_DATA FOR THE TASK_:
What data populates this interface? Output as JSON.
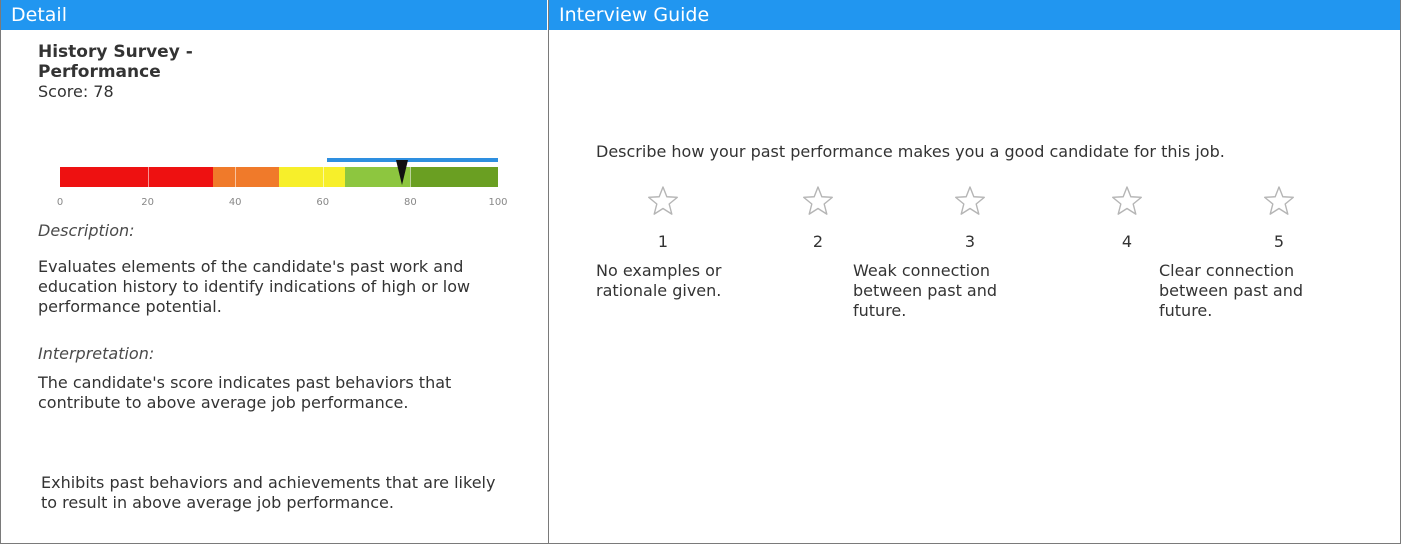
{
  "detail": {
    "header": "Detail",
    "title": "History Survey - Performance",
    "score_text": "Score: 78",
    "gauge": {
      "score": 78,
      "range": [
        0,
        100
      ],
      "above_average_band": [
        60,
        100
      ],
      "segments": [
        {
          "from": 0,
          "to": 35,
          "color": "#ee1111"
        },
        {
          "from": 35,
          "to": 50,
          "color": "#f07a2a"
        },
        {
          "from": 50,
          "to": 65,
          "color": "#f7ef2a"
        },
        {
          "from": 65,
          "to": 80,
          "color": "#8dc63f"
        },
        {
          "from": 80,
          "to": 100,
          "color": "#6a9f22"
        }
      ],
      "ticks": [
        "0",
        "20",
        "40",
        "60",
        "80",
        "100"
      ]
    },
    "description_label": "Description:",
    "description_text": "Evaluates elements of the candidate's past work and education history to identify indications of high or low performance potential.",
    "interpretation_label": "Interpretation:",
    "interpretation_text": "The candidate's score indicates past behaviors that contribute to above average job performance.",
    "summary_text": "Exhibits past behaviors and achievements that are likely to result in above average job performance."
  },
  "guide": {
    "header": "Interview Guide",
    "question": "Describe how your past performance makes you a good candidate for this job.",
    "ratings": [
      "1",
      "2",
      "3",
      "4",
      "5"
    ],
    "anchors": {
      "low": "No examples or rationale given.",
      "mid": "Weak connection between past and future.",
      "high": "Clear connection between past and future."
    }
  }
}
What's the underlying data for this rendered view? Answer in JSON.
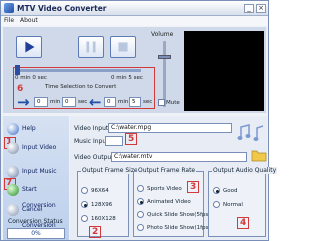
{
  "window": {
    "title": "MTV Video Converter",
    "minimize": "_",
    "close": "×"
  },
  "menu": {
    "items": [
      "File",
      "About"
    ]
  },
  "player": {
    "volume_label": "Volume",
    "position_start": "0 min 0 sec",
    "position_end": "0 min 5 sec",
    "time_selection_label": "Time Selection to Convert",
    "from_min": "0",
    "from_min_unit": "min",
    "from_sec": "0",
    "from_sec_unit": "sec",
    "to_min": "0",
    "to_min_unit": "min",
    "to_sec": "5",
    "to_sec_unit": "sec",
    "mute_label": "Mute"
  },
  "sidebar": {
    "items": [
      {
        "label": "Help"
      },
      {
        "label": "Input Video"
      },
      {
        "label": "Input Music"
      },
      {
        "label": "Start Conversion"
      },
      {
        "label": "Cancel Conversion"
      }
    ],
    "status_label": "Conversion Status",
    "status_value": "0%"
  },
  "form": {
    "video_input_label": "Video Input",
    "video_input_value": "C:\\water.mpg",
    "music_input_label": "Music Input",
    "music_input_value": "",
    "video_output_label": "Video Output",
    "video_output_value": "C:\\water.mtv"
  },
  "groups": {
    "frame_size": {
      "title": "Output Frame Size",
      "options": [
        "96X64",
        "128X96",
        "160X128"
      ],
      "selected": 1
    },
    "frame_rate": {
      "title": "Output Frame Rate",
      "options": [
        "Sports Video",
        "Animated Video",
        "Quick Slide Show(5fps)",
        "Photo Slide Show(1fps)"
      ],
      "selected": 1
    },
    "audio_quality": {
      "title": "Output Audio Quality",
      "options": [
        "Good",
        "Normal"
      ],
      "selected": 0
    }
  },
  "annotations": [
    "1",
    "2",
    "3",
    "4",
    "5",
    "6",
    "7"
  ],
  "colors": {
    "annotation": "#d23a3a",
    "accent": "#1f4fa8"
  }
}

_THE PROBLEM_: Your job is to transcribe the entries above exactly; skip the pictures.

_WRITTEN RESPONSE_:
What data populates this interface? Output as JSON.
{
  "detail": {
    "header": "Detail",
    "title": "History Survey - Performance",
    "score_text": "Score: 78",
    "gauge": {
      "score": 78,
      "range": [
        0,
        100
      ],
      "above_average_band": [
        60,
        100
      ],
      "segments": [
        {
          "from": 0,
          "to": 35,
          "color": "#ee1111"
        },
        {
          "from": 35,
          "to": 50,
          "color": "#f07a2a"
        },
        {
          "from": 50,
          "to": 65,
          "color": "#f7ef2a"
        },
        {
          "from": 65,
          "to": 80,
          "color": "#8dc63f"
        },
        {
          "from": 80,
          "to": 100,
          "color": "#6a9f22"
        }
      ],
      "ticks": [
        "0",
        "20",
        "40",
        "60",
        "80",
        "100"
      ]
    },
    "description_label": "Description:",
    "description_text": "Evaluates elements of the candidate's past work and education history to identify indications of high or low performance potential.",
    "interpretation_label": "Interpretation:",
    "interpretation_text": "The candidate's score indicates past behaviors that contribute to above average job performance.",
    "summary_text": "Exhibits past behaviors and achievements that are likely to result in above average job performance."
  },
  "guide": {
    "header": "Interview Guide",
    "question": "Describe how your past performance makes you a good candidate for this job.",
    "ratings": [
      "1",
      "2",
      "3",
      "4",
      "5"
    ],
    "anchors": {
      "low": "No examples or rationale given.",
      "mid": "Weak connection between past and future.",
      "high": "Clear connection between past and future."
    }
  }
}
What's the underlying data for this rendered view? Answer in JSON.
{
  "window": {
    "title": "MTV Video Converter",
    "minimize": "_",
    "close": "×"
  },
  "menu": {
    "items": [
      "File",
      "About"
    ]
  },
  "player": {
    "volume_label": "Volume",
    "position_start": "0 min 0 sec",
    "position_end": "0 min 5 sec",
    "time_selection_label": "Time Selection to Convert",
    "from_min": "0",
    "from_min_unit": "min",
    "from_sec": "0",
    "from_sec_unit": "sec",
    "to_min": "0",
    "to_min_unit": "min",
    "to_sec": "5",
    "to_sec_unit": "sec",
    "mute_label": "Mute"
  },
  "sidebar": {
    "items": [
      {
        "label": "Help"
      },
      {
        "label": "Input Video"
      },
      {
        "label": "Input Music"
      },
      {
        "label": "Start Conversion"
      },
      {
        "label": "Cancel Conversion"
      }
    ],
    "status_label": "Conversion Status",
    "status_value": "0%"
  },
  "form": {
    "video_input_label": "Video Input",
    "video_input_value": "C:\\water.mpg",
    "music_input_label": "Music Input",
    "music_input_value": "",
    "video_output_label": "Video Output",
    "video_output_value": "C:\\water.mtv"
  },
  "groups": {
    "frame_size": {
      "title": "Output Frame Size",
      "options": [
        "96X64",
        "128X96",
        "160X128"
      ],
      "selected": 1
    },
    "frame_rate": {
      "title": "Output Frame Rate",
      "options": [
        "Sports Video",
        "Animated Video",
        "Quick Slide Show(5fps)",
        "Photo Slide Show(1fps)"
      ],
      "selected": 1
    },
    "audio_quality": {
      "title": "Output Audio Quality",
      "options": [
        "Good",
        "Normal"
      ],
      "selected": 0
    }
  },
  "annotations": [
    "1",
    "2",
    "3",
    "4",
    "5",
    "6",
    "7"
  ],
  "colors": {
    "annotation": "#d23a3a",
    "accent": "#1f4fa8"
  }
}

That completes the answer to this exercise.